** Start of Listed records **

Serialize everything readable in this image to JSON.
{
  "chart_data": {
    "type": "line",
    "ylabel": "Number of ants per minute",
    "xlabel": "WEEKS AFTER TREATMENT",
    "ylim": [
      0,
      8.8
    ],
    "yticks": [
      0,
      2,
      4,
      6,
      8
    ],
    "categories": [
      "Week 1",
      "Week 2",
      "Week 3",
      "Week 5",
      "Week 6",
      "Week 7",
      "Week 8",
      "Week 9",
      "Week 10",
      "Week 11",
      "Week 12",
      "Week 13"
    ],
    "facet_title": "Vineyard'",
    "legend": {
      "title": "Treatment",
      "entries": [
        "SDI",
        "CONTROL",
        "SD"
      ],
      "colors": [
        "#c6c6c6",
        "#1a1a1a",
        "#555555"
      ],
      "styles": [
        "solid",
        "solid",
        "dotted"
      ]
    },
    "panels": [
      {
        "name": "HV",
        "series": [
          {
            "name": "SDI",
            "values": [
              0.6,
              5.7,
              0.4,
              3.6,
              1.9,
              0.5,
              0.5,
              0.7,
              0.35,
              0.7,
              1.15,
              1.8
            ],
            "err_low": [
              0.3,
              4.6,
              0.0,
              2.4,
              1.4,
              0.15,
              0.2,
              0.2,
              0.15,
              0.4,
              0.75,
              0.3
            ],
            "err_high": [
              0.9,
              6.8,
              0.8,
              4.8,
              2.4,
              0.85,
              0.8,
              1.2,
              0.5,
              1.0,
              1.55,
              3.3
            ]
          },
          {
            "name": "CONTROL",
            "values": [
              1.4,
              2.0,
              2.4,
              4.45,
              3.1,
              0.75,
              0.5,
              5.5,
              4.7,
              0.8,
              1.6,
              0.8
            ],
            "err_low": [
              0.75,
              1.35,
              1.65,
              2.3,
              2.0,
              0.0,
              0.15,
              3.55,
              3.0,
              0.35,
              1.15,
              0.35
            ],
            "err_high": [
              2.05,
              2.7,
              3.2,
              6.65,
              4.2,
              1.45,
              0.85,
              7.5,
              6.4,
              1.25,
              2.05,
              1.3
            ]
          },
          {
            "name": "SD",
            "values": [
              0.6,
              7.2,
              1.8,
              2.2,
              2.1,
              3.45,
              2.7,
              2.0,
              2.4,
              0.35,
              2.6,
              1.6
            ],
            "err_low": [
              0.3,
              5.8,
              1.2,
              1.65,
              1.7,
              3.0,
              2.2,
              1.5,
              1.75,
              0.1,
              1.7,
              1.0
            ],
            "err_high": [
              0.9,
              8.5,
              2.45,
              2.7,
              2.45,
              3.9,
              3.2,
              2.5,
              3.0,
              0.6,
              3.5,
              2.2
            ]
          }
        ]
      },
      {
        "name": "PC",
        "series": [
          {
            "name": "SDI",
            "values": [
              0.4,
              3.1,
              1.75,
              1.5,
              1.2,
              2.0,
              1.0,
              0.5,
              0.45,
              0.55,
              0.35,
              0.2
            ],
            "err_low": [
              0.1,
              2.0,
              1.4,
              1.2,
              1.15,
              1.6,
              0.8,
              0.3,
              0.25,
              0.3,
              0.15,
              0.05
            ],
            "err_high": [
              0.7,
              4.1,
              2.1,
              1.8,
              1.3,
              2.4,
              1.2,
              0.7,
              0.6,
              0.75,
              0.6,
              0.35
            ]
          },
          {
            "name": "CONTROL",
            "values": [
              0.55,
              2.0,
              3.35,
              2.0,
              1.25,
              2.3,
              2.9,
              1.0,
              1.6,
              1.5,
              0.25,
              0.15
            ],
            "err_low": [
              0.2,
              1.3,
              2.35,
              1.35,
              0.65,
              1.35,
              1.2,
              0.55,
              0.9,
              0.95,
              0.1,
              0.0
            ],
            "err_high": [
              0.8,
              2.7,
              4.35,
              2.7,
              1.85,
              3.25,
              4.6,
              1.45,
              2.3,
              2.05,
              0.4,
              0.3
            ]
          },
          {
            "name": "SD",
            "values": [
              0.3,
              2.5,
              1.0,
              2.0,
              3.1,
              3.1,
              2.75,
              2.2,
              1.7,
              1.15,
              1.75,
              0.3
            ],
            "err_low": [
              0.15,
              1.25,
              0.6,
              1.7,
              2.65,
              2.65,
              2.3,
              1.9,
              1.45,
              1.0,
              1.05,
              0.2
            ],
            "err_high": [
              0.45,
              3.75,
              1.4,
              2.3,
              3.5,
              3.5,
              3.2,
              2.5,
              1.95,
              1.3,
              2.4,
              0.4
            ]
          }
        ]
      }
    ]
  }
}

** End of Listed records **

● Task objective: Repeat every record, exactly as written.

● Response to the task:
Serialize everything readable in this image to JSON.
{
  "chart_data": {
    "type": "line",
    "ylabel": "Number of ants per minute",
    "xlabel": "WEEKS AFTER TREATMENT",
    "ylim": [
      0,
      8.8
    ],
    "yticks": [
      0,
      2,
      4,
      6,
      8
    ],
    "categories": [
      "Week 1",
      "Week 2",
      "Week 3",
      "Week 5",
      "Week 6",
      "Week 7",
      "Week 8",
      "Week 9",
      "Week 10",
      "Week 11",
      "Week 12",
      "Week 13"
    ],
    "facet_title": "Vineyard'",
    "legend": {
      "title": "Treatment",
      "entries": [
        "SDI",
        "CONTROL",
        "SD"
      ],
      "colors": [
        "#c6c6c6",
        "#1a1a1a",
        "#555555"
      ],
      "styles": [
        "solid",
        "solid",
        "dotted"
      ]
    },
    "panels": [
      {
        "name": "HV",
        "series": [
          {
            "name": "SDI",
            "values": [
              0.6,
              5.7,
              0.4,
              3.6,
              1.9,
              0.5,
              0.5,
              0.7,
              0.35,
              0.7,
              1.15,
              1.8
            ],
            "err_low": [
              0.3,
              4.6,
              0.0,
              2.4,
              1.4,
              0.15,
              0.2,
              0.2,
              0.15,
              0.4,
              0.75,
              0.3
            ],
            "err_high": [
              0.9,
              6.8,
              0.8,
              4.8,
              2.4,
              0.85,
              0.8,
              1.2,
              0.5,
              1.0,
              1.55,
              3.3
            ]
          },
          {
            "name": "CONTROL",
            "values": [
              1.4,
              2.0,
              2.4,
              4.45,
              3.1,
              0.75,
              0.5,
              5.5,
              4.7,
              0.8,
              1.6,
              0.8
            ],
            "err_low": [
              0.75,
              1.35,
              1.65,
              2.3,
              2.0,
              0.0,
              0.15,
              3.55,
              3.0,
              0.35,
              1.15,
              0.35
            ],
            "err_high": [
              2.05,
              2.7,
              3.2,
              6.65,
              4.2,
              1.45,
              0.85,
              7.5,
              6.4,
              1.25,
              2.05,
              1.3
            ]
          },
          {
            "name": "SD",
            "values": [
              0.6,
              7.2,
              1.8,
              2.2,
              2.1,
              3.45,
              2.7,
              2.0,
              2.4,
              0.35,
              2.6,
              1.6
            ],
            "err_low": [
              0.3,
              5.8,
              1.2,
              1.65,
              1.7,
              3.0,
              2.2,
              1.5,
              1.75,
              0.1,
              1.7,
              1.0
            ],
            "err_high": [
              0.9,
              8.5,
              2.45,
              2.7,
              2.45,
              3.9,
              3.2,
              2.5,
              3.0,
              0.6,
              3.5,
              2.2
            ]
          }
        ]
      },
      {
        "name": "PC",
        "series": [
          {
            "name": "SDI",
            "values": [
              0.4,
              3.1,
              1.75,
              1.5,
              1.2,
              2.0,
              1.0,
              0.5,
              0.45,
              0.55,
              0.35,
              0.2
            ],
            "err_low": [
              0.1,
              2.0,
              1.4,
              1.2,
              1.15,
              1.6,
              0.8,
              0.3,
              0.25,
              0.3,
              0.15,
              0.05
            ],
            "err_high": [
              0.7,
              4.1,
              2.1,
              1.8,
              1.3,
              2.4,
              1.2,
              0.7,
              0.6,
              0.75,
              0.6,
              0.35
            ]
          },
          {
            "name": "CONTROL",
            "values": [
              0.55,
              2.0,
              3.35,
              2.0,
              1.25,
              2.3,
              2.9,
              1.0,
              1.6,
              1.5,
              0.25,
              0.15
            ],
            "err_low": [
              0.2,
              1.3,
              2.35,
              1.35,
              0.65,
              1.35,
              1.2,
              0.55,
              0.9,
              0.95,
              0.1,
              0.0
            ],
            "err_high": [
              0.8,
              2.7,
              4.35,
              2.7,
              1.85,
              3.25,
              4.6,
              1.45,
              2.3,
              2.05,
              0.4,
              0.3
            ]
          },
          {
            "name": "SD",
            "values": [
              0.3,
              2.5,
              1.0,
              2.0,
              3.1,
              3.1,
              2.75,
              2.2,
              1.7,
              1.15,
              1.75,
              0.3
            ],
            "err_low": [
              0.15,
              1.25,
              0.6,
              1.7,
              2.65,
              2.65,
              2.3,
              1.9,
              1.45,
              1.0,
              1.05,
              0.2
            ],
            "err_high": [
              0.45,
              3.75,
              1.4,
              2.3,
              3.5,
              3.5,
              3.2,
              2.5,
              1.95,
              1.3,
              2.4,
              0.4
            ]
          }
        ]
      }
    ]
  }
}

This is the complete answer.